* TASK OBJECTIVE: Gather up all lines that carry the word "grid".

□ □ □ □ □ □ □

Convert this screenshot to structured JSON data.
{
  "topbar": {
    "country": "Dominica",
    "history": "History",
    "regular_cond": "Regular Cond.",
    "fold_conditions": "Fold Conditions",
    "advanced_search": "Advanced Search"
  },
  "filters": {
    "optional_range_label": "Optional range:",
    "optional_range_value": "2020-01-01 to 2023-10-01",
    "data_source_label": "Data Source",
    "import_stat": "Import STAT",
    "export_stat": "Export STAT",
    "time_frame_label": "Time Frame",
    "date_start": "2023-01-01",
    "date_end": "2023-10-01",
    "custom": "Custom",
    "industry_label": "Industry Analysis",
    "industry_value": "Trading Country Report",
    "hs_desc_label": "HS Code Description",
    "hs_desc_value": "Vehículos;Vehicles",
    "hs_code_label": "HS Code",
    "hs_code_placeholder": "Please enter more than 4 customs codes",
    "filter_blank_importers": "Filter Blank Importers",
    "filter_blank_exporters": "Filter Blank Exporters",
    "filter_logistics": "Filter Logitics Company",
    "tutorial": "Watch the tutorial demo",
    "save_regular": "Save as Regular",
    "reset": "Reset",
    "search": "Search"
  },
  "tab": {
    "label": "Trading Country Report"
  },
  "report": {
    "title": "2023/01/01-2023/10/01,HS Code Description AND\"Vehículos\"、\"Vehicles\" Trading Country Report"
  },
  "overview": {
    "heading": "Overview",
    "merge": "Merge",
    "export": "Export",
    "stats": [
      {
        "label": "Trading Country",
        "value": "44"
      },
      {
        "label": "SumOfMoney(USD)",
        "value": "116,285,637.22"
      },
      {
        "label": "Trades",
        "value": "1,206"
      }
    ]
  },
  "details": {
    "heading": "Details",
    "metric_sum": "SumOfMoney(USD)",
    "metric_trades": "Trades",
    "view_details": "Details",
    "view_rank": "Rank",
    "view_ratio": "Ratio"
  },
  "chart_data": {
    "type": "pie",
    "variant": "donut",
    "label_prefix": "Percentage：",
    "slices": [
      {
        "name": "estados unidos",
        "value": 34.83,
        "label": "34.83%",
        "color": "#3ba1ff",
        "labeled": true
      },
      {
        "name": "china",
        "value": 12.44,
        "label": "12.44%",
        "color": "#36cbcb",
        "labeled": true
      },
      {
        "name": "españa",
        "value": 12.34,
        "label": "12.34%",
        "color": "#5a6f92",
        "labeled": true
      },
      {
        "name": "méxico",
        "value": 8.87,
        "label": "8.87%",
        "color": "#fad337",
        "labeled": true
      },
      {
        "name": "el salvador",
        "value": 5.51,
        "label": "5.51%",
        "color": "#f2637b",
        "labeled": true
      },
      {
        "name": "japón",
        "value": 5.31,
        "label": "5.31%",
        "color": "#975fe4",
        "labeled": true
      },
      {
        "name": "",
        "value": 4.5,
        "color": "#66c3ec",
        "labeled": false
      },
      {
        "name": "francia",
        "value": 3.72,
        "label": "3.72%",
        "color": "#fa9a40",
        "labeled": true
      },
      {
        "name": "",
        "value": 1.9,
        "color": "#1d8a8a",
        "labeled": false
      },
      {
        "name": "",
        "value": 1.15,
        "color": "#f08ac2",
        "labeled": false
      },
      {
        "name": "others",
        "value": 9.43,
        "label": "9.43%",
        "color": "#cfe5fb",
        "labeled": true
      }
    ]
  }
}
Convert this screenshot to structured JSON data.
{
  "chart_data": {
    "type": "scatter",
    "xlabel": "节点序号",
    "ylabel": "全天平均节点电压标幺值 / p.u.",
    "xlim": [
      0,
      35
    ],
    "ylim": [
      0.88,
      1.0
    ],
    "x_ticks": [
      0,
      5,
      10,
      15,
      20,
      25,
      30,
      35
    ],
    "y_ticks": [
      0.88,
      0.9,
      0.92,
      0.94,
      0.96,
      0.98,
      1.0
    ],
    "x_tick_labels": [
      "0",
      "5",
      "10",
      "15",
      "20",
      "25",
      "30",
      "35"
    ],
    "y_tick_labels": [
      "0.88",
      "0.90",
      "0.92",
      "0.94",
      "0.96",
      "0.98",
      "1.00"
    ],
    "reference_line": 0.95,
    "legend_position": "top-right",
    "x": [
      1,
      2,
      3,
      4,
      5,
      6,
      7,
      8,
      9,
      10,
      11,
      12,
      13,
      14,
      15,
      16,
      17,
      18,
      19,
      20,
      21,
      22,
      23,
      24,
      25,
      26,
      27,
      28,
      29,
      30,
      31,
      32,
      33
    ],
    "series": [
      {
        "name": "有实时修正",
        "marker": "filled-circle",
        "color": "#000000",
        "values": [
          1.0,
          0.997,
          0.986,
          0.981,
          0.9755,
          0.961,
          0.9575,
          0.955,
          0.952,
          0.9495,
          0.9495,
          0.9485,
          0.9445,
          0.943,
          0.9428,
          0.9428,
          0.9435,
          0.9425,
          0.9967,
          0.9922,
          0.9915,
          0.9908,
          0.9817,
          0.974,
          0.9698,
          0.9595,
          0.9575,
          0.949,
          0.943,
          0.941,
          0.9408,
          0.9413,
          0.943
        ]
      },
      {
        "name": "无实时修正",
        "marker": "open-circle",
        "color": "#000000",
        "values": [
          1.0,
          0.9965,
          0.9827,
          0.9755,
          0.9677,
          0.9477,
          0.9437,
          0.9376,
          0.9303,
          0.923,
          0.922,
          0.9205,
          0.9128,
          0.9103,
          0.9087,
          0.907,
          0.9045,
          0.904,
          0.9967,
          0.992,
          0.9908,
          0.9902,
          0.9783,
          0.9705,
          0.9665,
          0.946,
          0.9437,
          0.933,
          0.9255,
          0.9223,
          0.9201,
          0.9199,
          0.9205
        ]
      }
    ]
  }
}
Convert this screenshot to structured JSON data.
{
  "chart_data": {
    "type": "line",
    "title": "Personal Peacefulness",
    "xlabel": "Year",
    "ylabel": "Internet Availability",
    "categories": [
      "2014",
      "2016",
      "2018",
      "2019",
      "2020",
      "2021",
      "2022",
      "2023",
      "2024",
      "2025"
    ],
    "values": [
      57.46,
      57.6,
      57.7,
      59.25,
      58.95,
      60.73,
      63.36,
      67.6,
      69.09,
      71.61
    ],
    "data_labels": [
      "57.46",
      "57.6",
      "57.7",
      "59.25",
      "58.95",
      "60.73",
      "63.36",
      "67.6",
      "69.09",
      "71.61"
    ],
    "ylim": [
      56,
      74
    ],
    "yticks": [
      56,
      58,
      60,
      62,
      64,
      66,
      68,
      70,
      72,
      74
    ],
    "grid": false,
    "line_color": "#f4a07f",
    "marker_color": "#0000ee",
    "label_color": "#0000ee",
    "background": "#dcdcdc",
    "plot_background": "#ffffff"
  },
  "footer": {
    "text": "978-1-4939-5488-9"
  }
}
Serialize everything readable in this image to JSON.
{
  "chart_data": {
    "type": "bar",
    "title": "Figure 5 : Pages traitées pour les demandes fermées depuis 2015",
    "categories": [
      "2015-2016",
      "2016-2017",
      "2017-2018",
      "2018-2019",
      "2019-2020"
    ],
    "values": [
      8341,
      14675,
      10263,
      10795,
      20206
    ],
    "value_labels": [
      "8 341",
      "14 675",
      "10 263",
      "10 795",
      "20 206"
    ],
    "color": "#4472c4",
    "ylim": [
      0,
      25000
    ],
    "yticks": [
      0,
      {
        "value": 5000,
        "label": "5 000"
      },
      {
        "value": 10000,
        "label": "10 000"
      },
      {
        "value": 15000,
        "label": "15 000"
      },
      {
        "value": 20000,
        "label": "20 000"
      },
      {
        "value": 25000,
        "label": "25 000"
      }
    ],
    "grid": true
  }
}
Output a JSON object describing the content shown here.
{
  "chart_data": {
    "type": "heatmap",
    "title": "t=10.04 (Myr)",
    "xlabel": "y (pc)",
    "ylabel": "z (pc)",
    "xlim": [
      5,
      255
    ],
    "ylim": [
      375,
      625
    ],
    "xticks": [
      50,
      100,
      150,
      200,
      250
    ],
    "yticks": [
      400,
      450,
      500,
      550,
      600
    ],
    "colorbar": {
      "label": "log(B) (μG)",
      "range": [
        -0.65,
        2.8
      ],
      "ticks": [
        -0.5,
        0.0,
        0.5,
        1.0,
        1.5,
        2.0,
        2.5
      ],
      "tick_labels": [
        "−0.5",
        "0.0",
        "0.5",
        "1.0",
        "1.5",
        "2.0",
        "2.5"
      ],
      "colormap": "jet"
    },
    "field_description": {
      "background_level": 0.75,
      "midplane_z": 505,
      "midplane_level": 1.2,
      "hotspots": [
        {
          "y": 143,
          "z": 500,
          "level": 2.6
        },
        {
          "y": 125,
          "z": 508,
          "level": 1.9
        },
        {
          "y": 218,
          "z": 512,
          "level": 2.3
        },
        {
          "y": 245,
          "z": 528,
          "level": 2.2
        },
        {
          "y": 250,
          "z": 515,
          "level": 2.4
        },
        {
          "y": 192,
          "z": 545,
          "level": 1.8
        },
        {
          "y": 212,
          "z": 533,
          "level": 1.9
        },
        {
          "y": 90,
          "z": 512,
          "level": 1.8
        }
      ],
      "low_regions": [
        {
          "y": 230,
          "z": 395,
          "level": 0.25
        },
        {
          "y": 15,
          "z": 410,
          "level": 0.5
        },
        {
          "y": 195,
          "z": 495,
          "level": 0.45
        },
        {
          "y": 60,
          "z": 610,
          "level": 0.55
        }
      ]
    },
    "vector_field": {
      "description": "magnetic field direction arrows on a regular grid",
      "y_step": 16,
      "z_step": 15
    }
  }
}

□ □ □ □ □ □ □

* EXERCISE ANSWER:
    "grid": false,
    "grid": true
      "description": "magnetic field direction arrows on a regular grid",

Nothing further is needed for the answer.